## Collected data entries:
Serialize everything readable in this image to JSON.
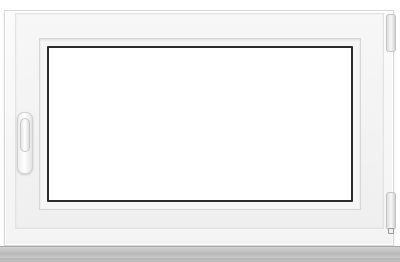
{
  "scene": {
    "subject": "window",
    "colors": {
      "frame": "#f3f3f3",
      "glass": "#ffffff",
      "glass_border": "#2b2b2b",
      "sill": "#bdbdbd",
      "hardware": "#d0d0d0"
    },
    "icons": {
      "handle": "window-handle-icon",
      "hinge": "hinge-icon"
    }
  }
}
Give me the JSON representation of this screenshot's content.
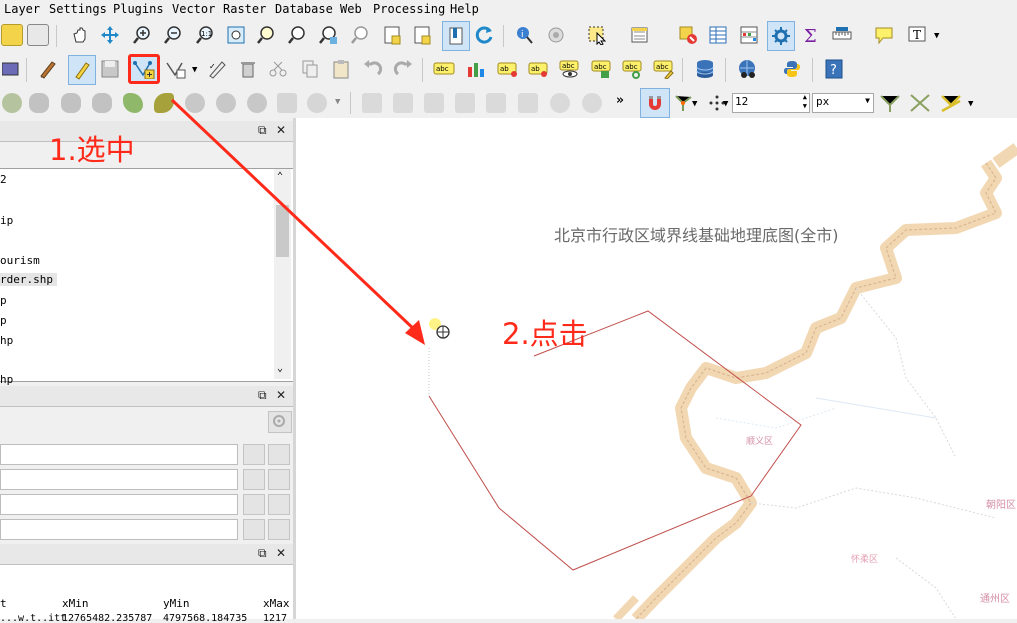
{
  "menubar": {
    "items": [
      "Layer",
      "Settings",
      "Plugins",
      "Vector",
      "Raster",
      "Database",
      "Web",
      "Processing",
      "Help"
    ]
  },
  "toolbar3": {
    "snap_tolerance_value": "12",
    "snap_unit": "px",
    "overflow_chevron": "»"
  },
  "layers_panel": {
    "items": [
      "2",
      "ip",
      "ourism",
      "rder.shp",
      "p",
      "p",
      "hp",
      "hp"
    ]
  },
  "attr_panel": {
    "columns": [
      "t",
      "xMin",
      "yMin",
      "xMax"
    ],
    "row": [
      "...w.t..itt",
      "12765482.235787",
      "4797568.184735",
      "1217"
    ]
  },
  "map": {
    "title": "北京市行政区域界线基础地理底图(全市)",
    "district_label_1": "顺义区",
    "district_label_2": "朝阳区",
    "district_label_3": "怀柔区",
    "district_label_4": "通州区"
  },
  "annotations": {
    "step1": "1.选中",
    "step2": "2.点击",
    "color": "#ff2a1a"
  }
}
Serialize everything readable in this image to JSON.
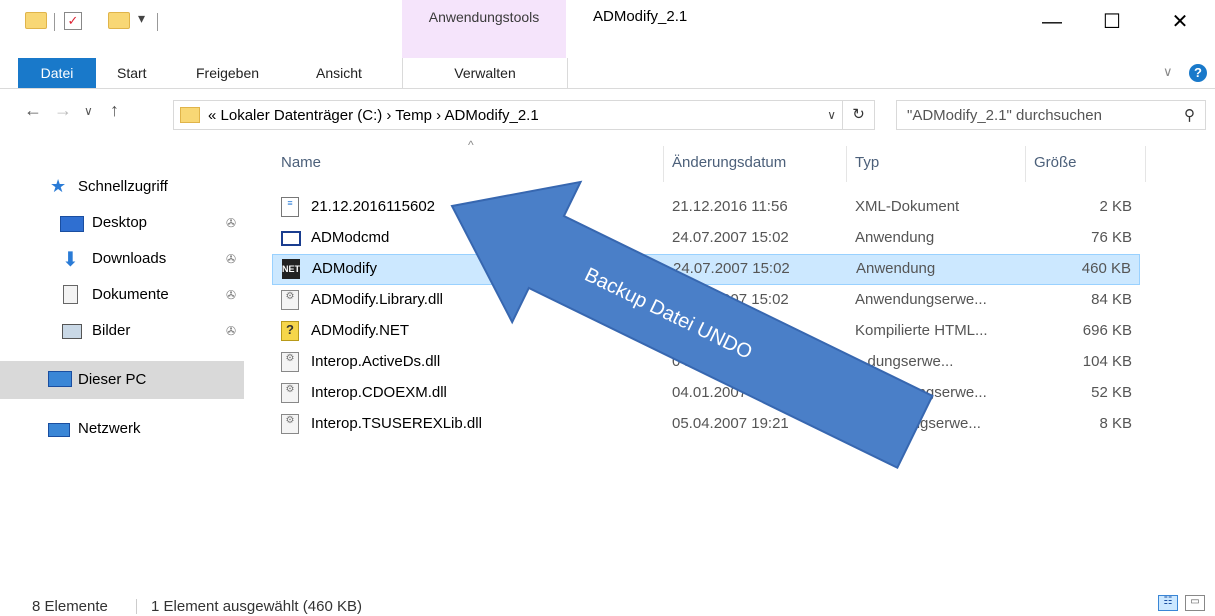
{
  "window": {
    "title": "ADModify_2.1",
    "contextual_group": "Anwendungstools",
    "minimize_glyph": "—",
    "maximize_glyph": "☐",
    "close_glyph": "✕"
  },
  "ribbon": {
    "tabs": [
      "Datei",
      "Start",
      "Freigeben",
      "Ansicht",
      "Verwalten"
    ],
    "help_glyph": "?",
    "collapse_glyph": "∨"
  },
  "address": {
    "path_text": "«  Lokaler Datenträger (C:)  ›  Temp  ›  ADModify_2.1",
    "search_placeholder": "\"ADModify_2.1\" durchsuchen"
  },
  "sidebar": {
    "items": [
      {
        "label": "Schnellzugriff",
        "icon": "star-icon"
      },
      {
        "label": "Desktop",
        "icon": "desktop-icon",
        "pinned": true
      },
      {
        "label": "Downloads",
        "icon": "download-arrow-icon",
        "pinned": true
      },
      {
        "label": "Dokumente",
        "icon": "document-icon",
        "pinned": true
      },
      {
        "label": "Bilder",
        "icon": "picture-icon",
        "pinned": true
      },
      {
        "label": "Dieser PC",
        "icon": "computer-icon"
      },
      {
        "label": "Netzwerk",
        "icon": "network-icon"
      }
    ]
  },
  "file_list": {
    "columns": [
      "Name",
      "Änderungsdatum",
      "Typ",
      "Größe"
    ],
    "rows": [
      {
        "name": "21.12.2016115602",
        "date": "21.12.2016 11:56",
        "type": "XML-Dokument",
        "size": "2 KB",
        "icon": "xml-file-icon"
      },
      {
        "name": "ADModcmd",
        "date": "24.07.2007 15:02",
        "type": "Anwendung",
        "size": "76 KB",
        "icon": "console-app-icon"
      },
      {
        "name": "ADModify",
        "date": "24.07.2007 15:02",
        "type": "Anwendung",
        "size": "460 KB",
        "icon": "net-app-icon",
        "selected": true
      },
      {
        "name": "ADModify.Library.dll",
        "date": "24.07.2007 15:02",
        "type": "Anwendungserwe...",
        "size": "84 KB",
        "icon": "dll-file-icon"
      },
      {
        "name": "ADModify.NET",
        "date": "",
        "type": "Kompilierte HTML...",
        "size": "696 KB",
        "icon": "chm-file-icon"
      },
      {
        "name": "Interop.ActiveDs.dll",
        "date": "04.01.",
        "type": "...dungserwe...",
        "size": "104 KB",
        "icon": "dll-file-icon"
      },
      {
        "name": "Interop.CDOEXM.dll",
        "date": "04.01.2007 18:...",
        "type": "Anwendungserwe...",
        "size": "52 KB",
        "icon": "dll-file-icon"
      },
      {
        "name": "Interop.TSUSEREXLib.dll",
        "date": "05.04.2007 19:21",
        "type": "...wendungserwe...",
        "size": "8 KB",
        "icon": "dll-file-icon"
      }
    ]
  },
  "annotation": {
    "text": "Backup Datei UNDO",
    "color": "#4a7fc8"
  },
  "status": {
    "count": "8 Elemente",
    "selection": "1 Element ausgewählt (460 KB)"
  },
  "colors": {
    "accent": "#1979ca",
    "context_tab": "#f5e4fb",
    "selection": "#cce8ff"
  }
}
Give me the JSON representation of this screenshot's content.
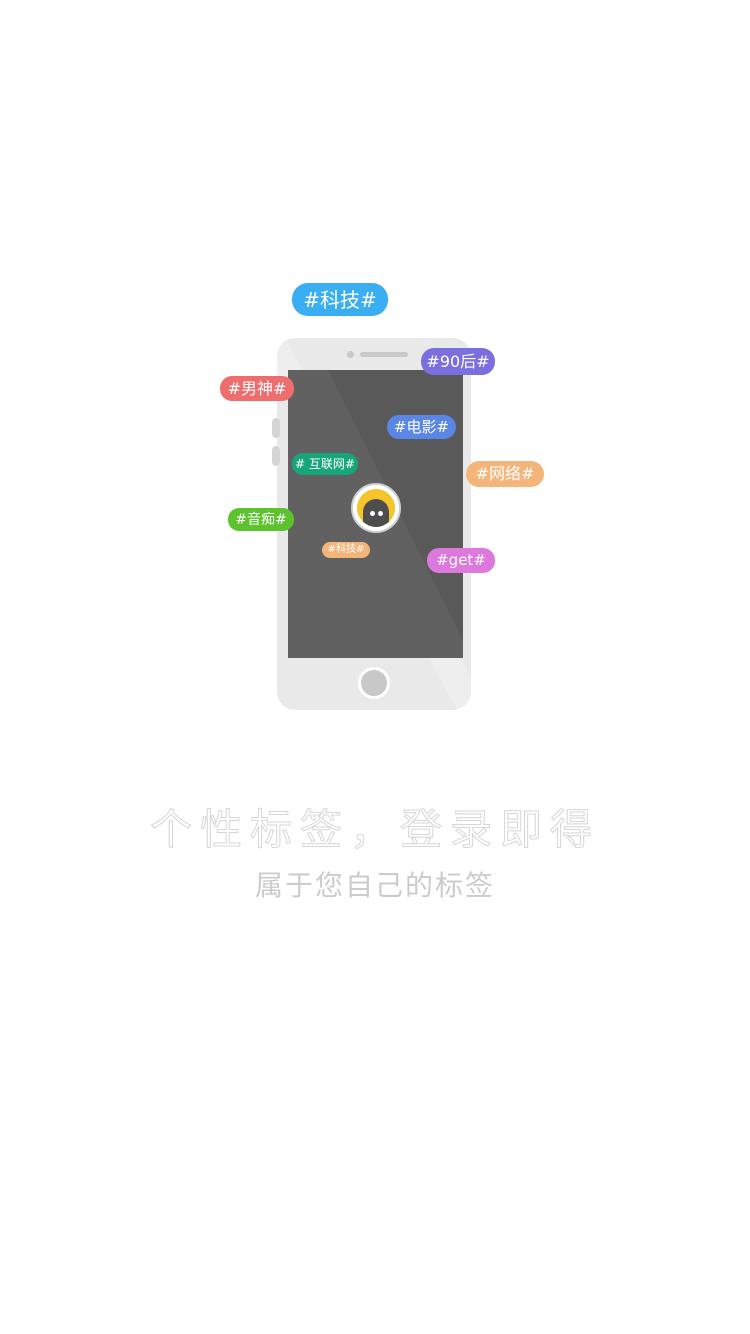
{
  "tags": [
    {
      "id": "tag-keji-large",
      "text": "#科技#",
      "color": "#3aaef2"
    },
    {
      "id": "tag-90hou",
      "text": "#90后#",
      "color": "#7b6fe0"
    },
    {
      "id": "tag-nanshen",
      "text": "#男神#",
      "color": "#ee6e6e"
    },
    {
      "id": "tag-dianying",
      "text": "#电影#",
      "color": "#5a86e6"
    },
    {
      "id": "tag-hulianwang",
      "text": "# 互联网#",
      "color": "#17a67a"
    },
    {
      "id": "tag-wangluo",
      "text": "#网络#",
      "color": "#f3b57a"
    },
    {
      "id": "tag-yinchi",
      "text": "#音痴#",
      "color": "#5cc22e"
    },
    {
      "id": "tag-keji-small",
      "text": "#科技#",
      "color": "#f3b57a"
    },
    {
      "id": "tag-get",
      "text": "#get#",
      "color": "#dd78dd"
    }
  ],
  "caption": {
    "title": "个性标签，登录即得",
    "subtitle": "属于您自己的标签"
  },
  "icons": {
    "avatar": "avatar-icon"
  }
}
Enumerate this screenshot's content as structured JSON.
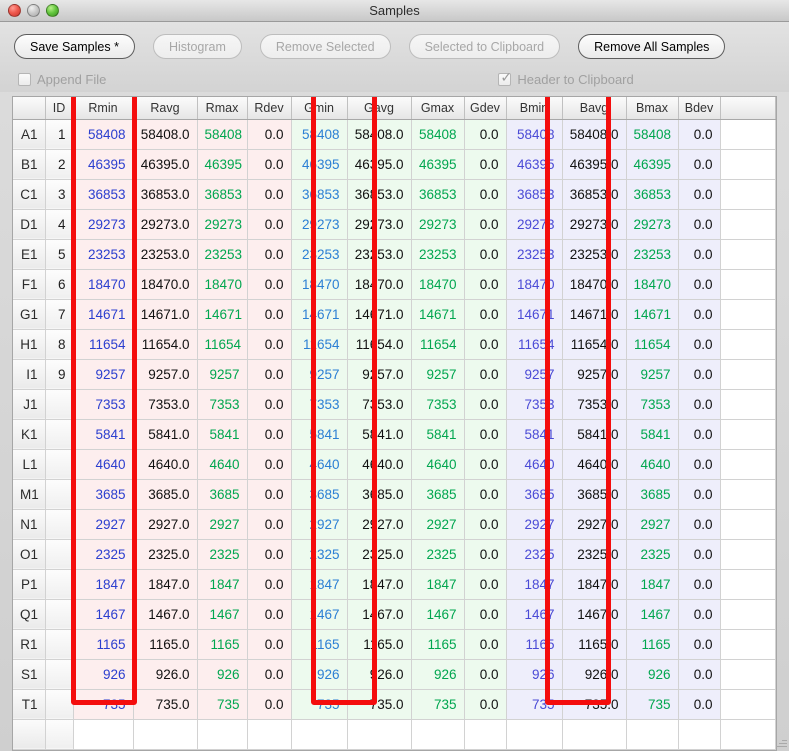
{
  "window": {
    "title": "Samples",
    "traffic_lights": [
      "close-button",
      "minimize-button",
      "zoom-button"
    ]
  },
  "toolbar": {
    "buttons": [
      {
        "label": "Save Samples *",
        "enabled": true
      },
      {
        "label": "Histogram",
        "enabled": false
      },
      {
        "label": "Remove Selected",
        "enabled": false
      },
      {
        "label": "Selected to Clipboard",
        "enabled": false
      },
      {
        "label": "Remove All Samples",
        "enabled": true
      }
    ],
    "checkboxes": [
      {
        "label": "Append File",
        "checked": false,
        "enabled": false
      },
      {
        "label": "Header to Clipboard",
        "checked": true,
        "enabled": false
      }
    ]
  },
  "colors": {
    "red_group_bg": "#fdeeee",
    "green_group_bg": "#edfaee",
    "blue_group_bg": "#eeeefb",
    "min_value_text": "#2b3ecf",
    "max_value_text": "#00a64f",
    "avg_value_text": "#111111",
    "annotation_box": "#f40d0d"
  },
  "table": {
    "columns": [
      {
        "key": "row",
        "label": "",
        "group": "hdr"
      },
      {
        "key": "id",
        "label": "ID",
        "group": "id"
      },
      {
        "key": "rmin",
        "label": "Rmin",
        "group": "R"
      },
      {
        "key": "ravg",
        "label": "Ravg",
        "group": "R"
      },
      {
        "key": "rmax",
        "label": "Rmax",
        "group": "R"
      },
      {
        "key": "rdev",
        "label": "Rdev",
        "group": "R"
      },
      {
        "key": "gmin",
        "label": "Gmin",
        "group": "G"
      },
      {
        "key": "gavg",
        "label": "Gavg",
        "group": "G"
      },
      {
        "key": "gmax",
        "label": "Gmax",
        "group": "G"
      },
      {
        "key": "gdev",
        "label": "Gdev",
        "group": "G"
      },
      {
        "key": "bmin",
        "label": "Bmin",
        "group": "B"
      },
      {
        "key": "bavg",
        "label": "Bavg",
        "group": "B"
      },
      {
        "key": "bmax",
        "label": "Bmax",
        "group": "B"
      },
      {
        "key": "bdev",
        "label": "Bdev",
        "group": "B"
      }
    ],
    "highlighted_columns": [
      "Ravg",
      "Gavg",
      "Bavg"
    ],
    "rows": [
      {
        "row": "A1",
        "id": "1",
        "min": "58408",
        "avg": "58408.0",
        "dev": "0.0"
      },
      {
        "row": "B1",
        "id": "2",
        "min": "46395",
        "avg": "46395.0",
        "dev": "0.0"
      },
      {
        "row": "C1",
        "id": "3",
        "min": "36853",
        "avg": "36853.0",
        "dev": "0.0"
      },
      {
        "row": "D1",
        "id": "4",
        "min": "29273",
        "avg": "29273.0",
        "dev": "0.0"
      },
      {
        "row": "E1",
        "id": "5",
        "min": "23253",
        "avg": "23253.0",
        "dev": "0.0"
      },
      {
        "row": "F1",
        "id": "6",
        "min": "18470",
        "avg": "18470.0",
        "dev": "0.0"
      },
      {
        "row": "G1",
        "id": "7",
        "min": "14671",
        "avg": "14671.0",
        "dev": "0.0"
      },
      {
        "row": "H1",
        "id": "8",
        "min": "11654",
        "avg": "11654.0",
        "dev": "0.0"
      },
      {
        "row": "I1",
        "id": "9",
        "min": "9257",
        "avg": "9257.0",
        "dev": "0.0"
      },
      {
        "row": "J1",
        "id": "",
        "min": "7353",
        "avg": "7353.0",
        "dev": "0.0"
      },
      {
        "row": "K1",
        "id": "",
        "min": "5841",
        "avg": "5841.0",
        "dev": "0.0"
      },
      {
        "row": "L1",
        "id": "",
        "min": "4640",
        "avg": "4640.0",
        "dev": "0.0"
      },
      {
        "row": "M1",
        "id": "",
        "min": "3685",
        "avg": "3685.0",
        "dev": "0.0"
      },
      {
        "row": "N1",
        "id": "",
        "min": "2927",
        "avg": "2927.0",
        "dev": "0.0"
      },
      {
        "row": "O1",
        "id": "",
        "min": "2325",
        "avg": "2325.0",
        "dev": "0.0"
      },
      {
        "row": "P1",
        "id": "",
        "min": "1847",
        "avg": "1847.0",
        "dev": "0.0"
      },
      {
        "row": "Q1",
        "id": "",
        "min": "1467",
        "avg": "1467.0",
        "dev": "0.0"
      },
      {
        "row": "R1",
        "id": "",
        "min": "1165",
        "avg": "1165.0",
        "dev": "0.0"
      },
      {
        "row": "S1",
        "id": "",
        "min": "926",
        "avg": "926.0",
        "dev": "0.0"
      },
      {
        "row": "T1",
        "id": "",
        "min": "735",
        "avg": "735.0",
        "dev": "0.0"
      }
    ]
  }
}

## DIRECTIVE:
Collect each line of the entries that has the word "Remove", copying it in full.

## THE COMPLETED TASK:
        "label": "Remove Selected",
        "label": "Remove All Samples",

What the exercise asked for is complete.